_YOUR INSTRUCTIONS:_
Each record must be reproduced exactly as it is shown.

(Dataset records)

***

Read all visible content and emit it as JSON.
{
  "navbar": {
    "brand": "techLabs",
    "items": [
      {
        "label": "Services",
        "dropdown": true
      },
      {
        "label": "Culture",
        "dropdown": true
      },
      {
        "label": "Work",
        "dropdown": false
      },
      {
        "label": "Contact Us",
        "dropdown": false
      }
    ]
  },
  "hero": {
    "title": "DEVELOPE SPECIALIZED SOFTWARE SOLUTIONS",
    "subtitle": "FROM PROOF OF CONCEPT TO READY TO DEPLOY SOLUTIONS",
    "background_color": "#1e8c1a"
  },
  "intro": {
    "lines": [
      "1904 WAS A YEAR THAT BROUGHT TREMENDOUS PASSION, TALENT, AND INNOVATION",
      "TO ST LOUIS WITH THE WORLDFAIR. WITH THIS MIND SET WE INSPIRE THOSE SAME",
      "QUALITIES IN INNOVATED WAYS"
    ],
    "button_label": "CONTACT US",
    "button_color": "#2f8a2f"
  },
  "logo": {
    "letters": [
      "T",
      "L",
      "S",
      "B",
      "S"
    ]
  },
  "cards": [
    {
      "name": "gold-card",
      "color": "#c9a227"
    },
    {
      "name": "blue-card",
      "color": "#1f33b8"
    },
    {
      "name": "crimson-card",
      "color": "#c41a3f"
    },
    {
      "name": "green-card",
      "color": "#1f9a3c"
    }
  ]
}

***

_TASK RESPONSE:_
Read all visible content and emit it as JSON.
{
  "navbar": {
    "brand": "techLabs",
    "items": [
      {
        "label": "Services",
        "dropdown": true
      },
      {
        "label": "Culture",
        "dropdown": true
      },
      {
        "label": "Work",
        "dropdown": false
      },
      {
        "label": "Contact Us",
        "dropdown": false
      }
    ]
  },
  "hero": {
    "title": "DEVELOPE SPECIALIZED SOFTWARE SOLUTIONS",
    "subtitle": "FROM PROOF OF CONCEPT TO READY TO DEPLOY SOLUTIONS",
    "background_color": "#1e8c1a"
  },
  "intro": {
    "lines": [
      "1904 WAS A YEAR THAT BROUGHT TREMENDOUS PASSION, TALENT, AND INNOVATION",
      "TO ST LOUIS WITH THE WORLDFAIR. WITH THIS MIND SET WE INSPIRE THOSE SAME",
      "QUALITIES IN INNOVATED WAYS"
    ],
    "button_label": "CONTACT US",
    "button_color": "#2f8a2f"
  },
  "logo": {
    "letters": [
      "T",
      "L",
      "S",
      "B",
      "S"
    ]
  },
  "cards": [
    {
      "name": "gold-card",
      "color": "#c9a227"
    },
    {
      "name": "blue-card",
      "color": "#1f33b8"
    },
    {
      "name": "crimson-card",
      "color": "#c41a3f"
    },
    {
      "name": "green-card",
      "color": "#1f9a3c"
    }
  ]
}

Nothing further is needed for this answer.